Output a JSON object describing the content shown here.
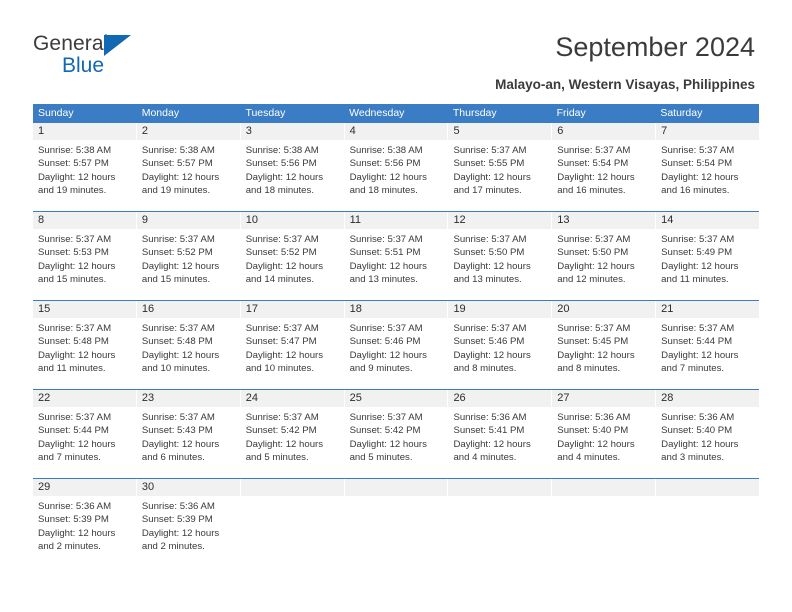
{
  "brand": {
    "name_line1": "General",
    "name_line2": "Blue",
    "accent_color": "#1268b3"
  },
  "header": {
    "title": "September 2024",
    "subtitle": "Malayo-an, Western Visayas, Philippines"
  },
  "theme": {
    "header_blue": "#3b7dc4",
    "day_number_bg": "#f1f1f1",
    "text_color": "#3a3a3a"
  },
  "calendar": {
    "weekdays": [
      "Sunday",
      "Monday",
      "Tuesday",
      "Wednesday",
      "Thursday",
      "Friday",
      "Saturday"
    ],
    "weeks": [
      [
        {
          "day": "1",
          "sunrise": "Sunrise: 5:38 AM",
          "sunset": "Sunset: 5:57 PM",
          "daylight1": "Daylight: 12 hours",
          "daylight2": "and 19 minutes."
        },
        {
          "day": "2",
          "sunrise": "Sunrise: 5:38 AM",
          "sunset": "Sunset: 5:57 PM",
          "daylight1": "Daylight: 12 hours",
          "daylight2": "and 19 minutes."
        },
        {
          "day": "3",
          "sunrise": "Sunrise: 5:38 AM",
          "sunset": "Sunset: 5:56 PM",
          "daylight1": "Daylight: 12 hours",
          "daylight2": "and 18 minutes."
        },
        {
          "day": "4",
          "sunrise": "Sunrise: 5:38 AM",
          "sunset": "Sunset: 5:56 PM",
          "daylight1": "Daylight: 12 hours",
          "daylight2": "and 18 minutes."
        },
        {
          "day": "5",
          "sunrise": "Sunrise: 5:37 AM",
          "sunset": "Sunset: 5:55 PM",
          "daylight1": "Daylight: 12 hours",
          "daylight2": "and 17 minutes."
        },
        {
          "day": "6",
          "sunrise": "Sunrise: 5:37 AM",
          "sunset": "Sunset: 5:54 PM",
          "daylight1": "Daylight: 12 hours",
          "daylight2": "and 16 minutes."
        },
        {
          "day": "7",
          "sunrise": "Sunrise: 5:37 AM",
          "sunset": "Sunset: 5:54 PM",
          "daylight1": "Daylight: 12 hours",
          "daylight2": "and 16 minutes."
        }
      ],
      [
        {
          "day": "8",
          "sunrise": "Sunrise: 5:37 AM",
          "sunset": "Sunset: 5:53 PM",
          "daylight1": "Daylight: 12 hours",
          "daylight2": "and 15 minutes."
        },
        {
          "day": "9",
          "sunrise": "Sunrise: 5:37 AM",
          "sunset": "Sunset: 5:52 PM",
          "daylight1": "Daylight: 12 hours",
          "daylight2": "and 15 minutes."
        },
        {
          "day": "10",
          "sunrise": "Sunrise: 5:37 AM",
          "sunset": "Sunset: 5:52 PM",
          "daylight1": "Daylight: 12 hours",
          "daylight2": "and 14 minutes."
        },
        {
          "day": "11",
          "sunrise": "Sunrise: 5:37 AM",
          "sunset": "Sunset: 5:51 PM",
          "daylight1": "Daylight: 12 hours",
          "daylight2": "and 13 minutes."
        },
        {
          "day": "12",
          "sunrise": "Sunrise: 5:37 AM",
          "sunset": "Sunset: 5:50 PM",
          "daylight1": "Daylight: 12 hours",
          "daylight2": "and 13 minutes."
        },
        {
          "day": "13",
          "sunrise": "Sunrise: 5:37 AM",
          "sunset": "Sunset: 5:50 PM",
          "daylight1": "Daylight: 12 hours",
          "daylight2": "and 12 minutes."
        },
        {
          "day": "14",
          "sunrise": "Sunrise: 5:37 AM",
          "sunset": "Sunset: 5:49 PM",
          "daylight1": "Daylight: 12 hours",
          "daylight2": "and 11 minutes."
        }
      ],
      [
        {
          "day": "15",
          "sunrise": "Sunrise: 5:37 AM",
          "sunset": "Sunset: 5:48 PM",
          "daylight1": "Daylight: 12 hours",
          "daylight2": "and 11 minutes."
        },
        {
          "day": "16",
          "sunrise": "Sunrise: 5:37 AM",
          "sunset": "Sunset: 5:48 PM",
          "daylight1": "Daylight: 12 hours",
          "daylight2": "and 10 minutes."
        },
        {
          "day": "17",
          "sunrise": "Sunrise: 5:37 AM",
          "sunset": "Sunset: 5:47 PM",
          "daylight1": "Daylight: 12 hours",
          "daylight2": "and 10 minutes."
        },
        {
          "day": "18",
          "sunrise": "Sunrise: 5:37 AM",
          "sunset": "Sunset: 5:46 PM",
          "daylight1": "Daylight: 12 hours",
          "daylight2": "and 9 minutes."
        },
        {
          "day": "19",
          "sunrise": "Sunrise: 5:37 AM",
          "sunset": "Sunset: 5:46 PM",
          "daylight1": "Daylight: 12 hours",
          "daylight2": "and 8 minutes."
        },
        {
          "day": "20",
          "sunrise": "Sunrise: 5:37 AM",
          "sunset": "Sunset: 5:45 PM",
          "daylight1": "Daylight: 12 hours",
          "daylight2": "and 8 minutes."
        },
        {
          "day": "21",
          "sunrise": "Sunrise: 5:37 AM",
          "sunset": "Sunset: 5:44 PM",
          "daylight1": "Daylight: 12 hours",
          "daylight2": "and 7 minutes."
        }
      ],
      [
        {
          "day": "22",
          "sunrise": "Sunrise: 5:37 AM",
          "sunset": "Sunset: 5:44 PM",
          "daylight1": "Daylight: 12 hours",
          "daylight2": "and 7 minutes."
        },
        {
          "day": "23",
          "sunrise": "Sunrise: 5:37 AM",
          "sunset": "Sunset: 5:43 PM",
          "daylight1": "Daylight: 12 hours",
          "daylight2": "and 6 minutes."
        },
        {
          "day": "24",
          "sunrise": "Sunrise: 5:37 AM",
          "sunset": "Sunset: 5:42 PM",
          "daylight1": "Daylight: 12 hours",
          "daylight2": "and 5 minutes."
        },
        {
          "day": "25",
          "sunrise": "Sunrise: 5:37 AM",
          "sunset": "Sunset: 5:42 PM",
          "daylight1": "Daylight: 12 hours",
          "daylight2": "and 5 minutes."
        },
        {
          "day": "26",
          "sunrise": "Sunrise: 5:36 AM",
          "sunset": "Sunset: 5:41 PM",
          "daylight1": "Daylight: 12 hours",
          "daylight2": "and 4 minutes."
        },
        {
          "day": "27",
          "sunrise": "Sunrise: 5:36 AM",
          "sunset": "Sunset: 5:40 PM",
          "daylight1": "Daylight: 12 hours",
          "daylight2": "and 4 minutes."
        },
        {
          "day": "28",
          "sunrise": "Sunrise: 5:36 AM",
          "sunset": "Sunset: 5:40 PM",
          "daylight1": "Daylight: 12 hours",
          "daylight2": "and 3 minutes."
        }
      ],
      [
        {
          "day": "29",
          "sunrise": "Sunrise: 5:36 AM",
          "sunset": "Sunset: 5:39 PM",
          "daylight1": "Daylight: 12 hours",
          "daylight2": "and 2 minutes."
        },
        {
          "day": "30",
          "sunrise": "Sunrise: 5:36 AM",
          "sunset": "Sunset: 5:39 PM",
          "daylight1": "Daylight: 12 hours",
          "daylight2": "and 2 minutes."
        },
        {
          "day": "",
          "sunrise": "",
          "sunset": "",
          "daylight1": "",
          "daylight2": ""
        },
        {
          "day": "",
          "sunrise": "",
          "sunset": "",
          "daylight1": "",
          "daylight2": ""
        },
        {
          "day": "",
          "sunrise": "",
          "sunset": "",
          "daylight1": "",
          "daylight2": ""
        },
        {
          "day": "",
          "sunrise": "",
          "sunset": "",
          "daylight1": "",
          "daylight2": ""
        },
        {
          "day": "",
          "sunrise": "",
          "sunset": "",
          "daylight1": "",
          "daylight2": ""
        }
      ]
    ]
  }
}
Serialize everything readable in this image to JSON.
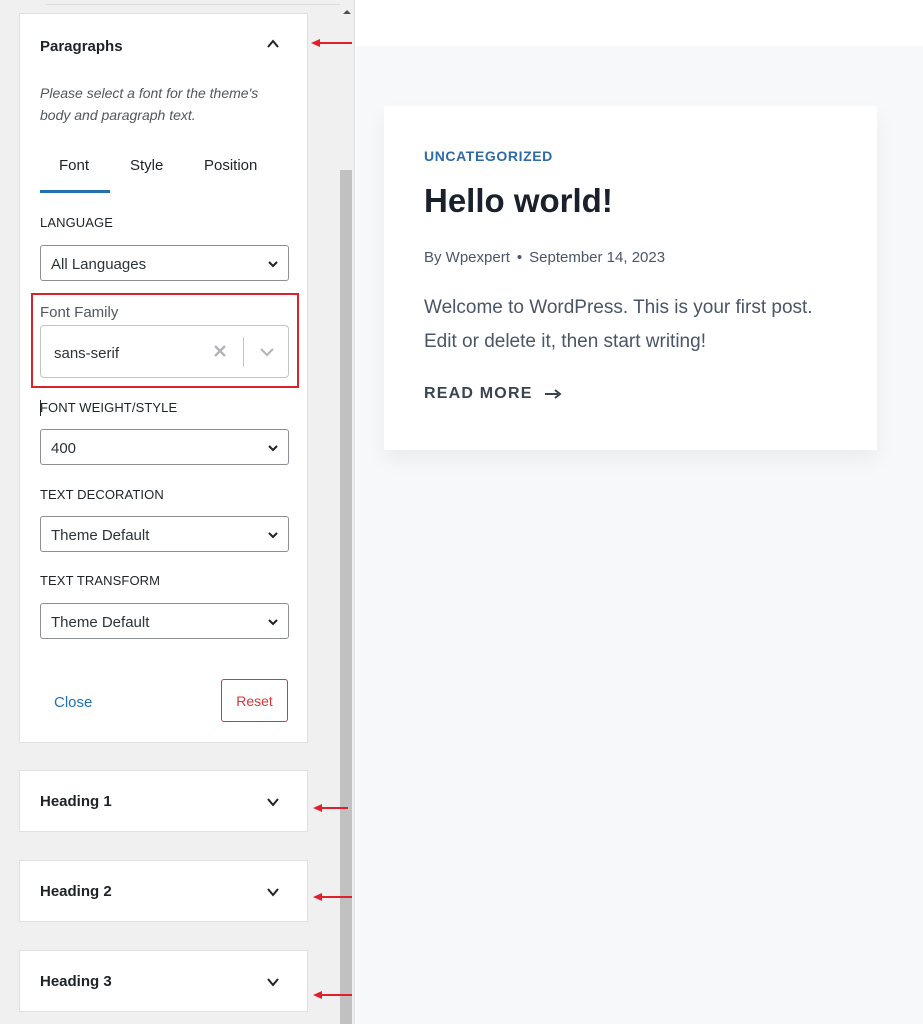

____________________

-- REQUIREMENT --
Copy every record above exactly, leaving out any pictures.

-- TASK OUTPUT --
Output a JSON object describing the content shown here.
{
  "brand": {
    "name_line1": "General",
    "name_line2": "Blue",
    "accent_color": "#1268b3"
  },
  "header": {
    "title": "September 2024",
    "subtitle": "Malayo-an, Western Visayas, Philippines"
  },
  "theme": {
    "header_blue": "#3b7dc4",
    "day_number_bg": "#f1f1f1",
    "text_color": "#3a3a3a"
  },
  "calendar": {
    "weekdays": [
      "Sunday",
      "Monday",
      "Tuesday",
      "Wednesday",
      "Thursday",
      "Friday",
      "Saturday"
    ],
    "weeks": [
      [
        {
          "day": "1",
          "sunrise": "Sunrise: 5:38 AM",
          "sunset": "Sunset: 5:57 PM",
          "daylight1": "Daylight: 12 hours",
          "daylight2": "and 19 minutes."
        },
        {
          "day": "2",
          "sunrise": "Sunrise: 5:38 AM",
          "sunset": "Sunset: 5:57 PM",
          "daylight1": "Daylight: 12 hours",
          "daylight2": "and 19 minutes."
        },
        {
          "day": "3",
          "sunrise": "Sunrise: 5:38 AM",
          "sunset": "Sunset: 5:56 PM",
          "daylight1": "Daylight: 12 hours",
          "daylight2": "and 18 minutes."
        },
        {
          "day": "4",
          "sunrise": "Sunrise: 5:38 AM",
          "sunset": "Sunset: 5:56 PM",
          "daylight1": "Daylight: 12 hours",
          "daylight2": "and 18 minutes."
        },
        {
          "day": "5",
          "sunrise": "Sunrise: 5:37 AM",
          "sunset": "Sunset: 5:55 PM",
          "daylight1": "Daylight: 12 hours",
          "daylight2": "and 17 minutes."
        },
        {
          "day": "6",
          "sunrise": "Sunrise: 5:37 AM",
          "sunset": "Sunset: 5:54 PM",
          "daylight1": "Daylight: 12 hours",
          "daylight2": "and 16 minutes."
        },
        {
          "day": "7",
          "sunrise": "Sunrise: 5:37 AM",
          "sunset": "Sunset: 5:54 PM",
          "daylight1": "Daylight: 12 hours",
          "daylight2": "and 16 minutes."
        }
      ],
      [
        {
          "day": "8",
          "sunrise": "Sunrise: 5:37 AM",
          "sunset": "Sunset: 5:53 PM",
          "daylight1": "Daylight: 12 hours",
          "daylight2": "and 15 minutes."
        },
        {
          "day": "9",
          "sunrise": "Sunrise: 5:37 AM",
          "sunset": "Sunset: 5:52 PM",
          "daylight1": "Daylight: 12 hours",
          "daylight2": "and 15 minutes."
        },
        {
          "day": "10",
          "sunrise": "Sunrise: 5:37 AM",
          "sunset": "Sunset: 5:52 PM",
          "daylight1": "Daylight: 12 hours",
          "daylight2": "and 14 minutes."
        },
        {
          "day": "11",
          "sunrise": "Sunrise: 5:37 AM",
          "sunset": "Sunset: 5:51 PM",
          "daylight1": "Daylight: 12 hours",
          "daylight2": "and 13 minutes."
        },
        {
          "day": "12",
          "sunrise": "Sunrise: 5:37 AM",
          "sunset": "Sunset: 5:50 PM",
          "daylight1": "Daylight: 12 hours",
          "daylight2": "and 13 minutes."
        },
        {
          "day": "13",
          "sunrise": "Sunrise: 5:37 AM",
          "sunset": "Sunset: 5:50 PM",
          "daylight1": "Daylight: 12 hours",
          "daylight2": "and 12 minutes."
        },
        {
          "day": "14",
          "sunrise": "Sunrise: 5:37 AM",
          "sunset": "Sunset: 5:49 PM",
          "daylight1": "Daylight: 12 hours",
          "daylight2": "and 11 minutes."
        }
      ],
      [
        {
          "day": "15",
          "sunrise": "Sunrise: 5:37 AM",
          "sunset": "Sunset: 5:48 PM",
          "daylight1": "Daylight: 12 hours",
          "daylight2": "and 11 minutes."
        },
        {
          "day": "16",
          "sunrise": "Sunrise: 5:37 AM",
          "sunset": "Sunset: 5:48 PM",
          "daylight1": "Daylight: 12 hours",
          "daylight2": "and 10 minutes."
        },
        {
          "day": "17",
          "sunrise": "Sunrise: 5:37 AM",
          "sunset": "Sunset: 5:47 PM",
          "daylight1": "Daylight: 12 hours",
          "daylight2": "and 10 minutes."
        },
        {
          "day": "18",
          "sunrise": "Sunrise: 5:37 AM",
          "sunset": "Sunset: 5:46 PM",
          "daylight1": "Daylight: 12 hours",
          "daylight2": "and 9 minutes."
        },
        {
          "day": "19",
          "sunrise": "Sunrise: 5:37 AM",
          "sunset": "Sunset: 5:46 PM",
          "daylight1": "Daylight: 12 hours",
          "daylight2": "and 8 minutes."
        },
        {
          "day": "20",
          "sunrise": "Sunrise: 5:37 AM",
          "sunset": "Sunset: 5:45 PM",
          "daylight1": "Daylight: 12 hours",
          "daylight2": "and 8 minutes."
        },
        {
          "day": "21",
          "sunrise": "Sunrise: 5:37 AM",
          "sunset": "Sunset: 5:44 PM",
          "daylight1": "Daylight: 12 hours",
          "daylight2": "and 7 minutes."
        }
      ],
      [
        {
          "day": "22",
          "sunrise": "Sunrise: 5:37 AM",
          "sunset": "Sunset: 5:44 PM",
          "daylight1": "Daylight: 12 hours",
          "daylight2": "and 7 minutes."
        },
        {
          "day": "23",
          "sunrise": "Sunrise: 5:37 AM",
          "sunset": "Sunset: 5:43 PM",
          "daylight1": "Daylight: 12 hours",
          "daylight2": "and 6 minutes."
        },
        {
          "day": "24",
          "sunrise": "Sunrise: 5:37 AM",
          "sunset": "Sunset: 5:42 PM",
          "daylight1": "Daylight: 12 hours",
          "daylight2": "and 5 minutes."
        },
        {
          "day": "25",
          "sunrise": "Sunrise: 5:37 AM",
          "sunset": "Sunset: 5:42 PM",
          "daylight1": "Daylight: 12 hours",
          "daylight2": "and 5 minutes."
        },
        {
          "day": "26",
          "sunrise": "Sunrise: 5:36 AM",
          "sunset": "Sunset: 5:41 PM",
          "daylight1": "Daylight: 12 hours",
          "daylight2": "and 4 minutes."
        },
        {
          "day": "27",
          "sunrise": "Sunrise: 5:36 AM",
          "sunset": "Sunset: 5:40 PM",
          "daylight1": "Daylight: 12 hours",
          "daylight2": "and 4 minutes."
        },
        {
          "day": "28",
          "sunrise": "Sunrise: 5:36 AM",
          "sunset": "Sunset: 5:40 PM",
          "daylight1": "Daylight: 12 hours",
          "daylight2": "and 3 minutes."
        }
      ],
      [
        {
          "day": "29",
          "sunrise": "Sunrise: 5:36 AM",
          "sunset": "Sunset: 5:39 PM",
          "daylight1": "Daylight: 12 hours",
          "daylight2": "and 2 minutes."
        },
        {
          "day": "30",
          "sunrise": "Sunrise: 5:36 AM",
          "sunset": "Sunset: 5:39 PM",
          "daylight1": "Daylight: 12 hours",
          "daylight2": "and 2 minutes."
        },
        {
          "day": "",
          "sunrise": "",
          "sunset": "",
          "daylight1": "",
          "daylight2": ""
        },
        {
          "day": "",
          "sunrise": "",
          "sunset": "",
          "daylight1": "",
          "daylight2": ""
        },
        {
          "day": "",
          "sunrise": "",
          "sunset": "",
          "daylight1": "",
          "daylight2": ""
        },
        {
          "day": "",
          "sunrise": "",
          "sunset": "",
          "daylight1": "",
          "daylight2": ""
        },
        {
          "day": "",
          "sunrise": "",
          "sunset": "",
          "daylight1": "",
          "daylight2": ""
        }
      ]
    ]
  }
}
Serialize everything readable in this image to JSON.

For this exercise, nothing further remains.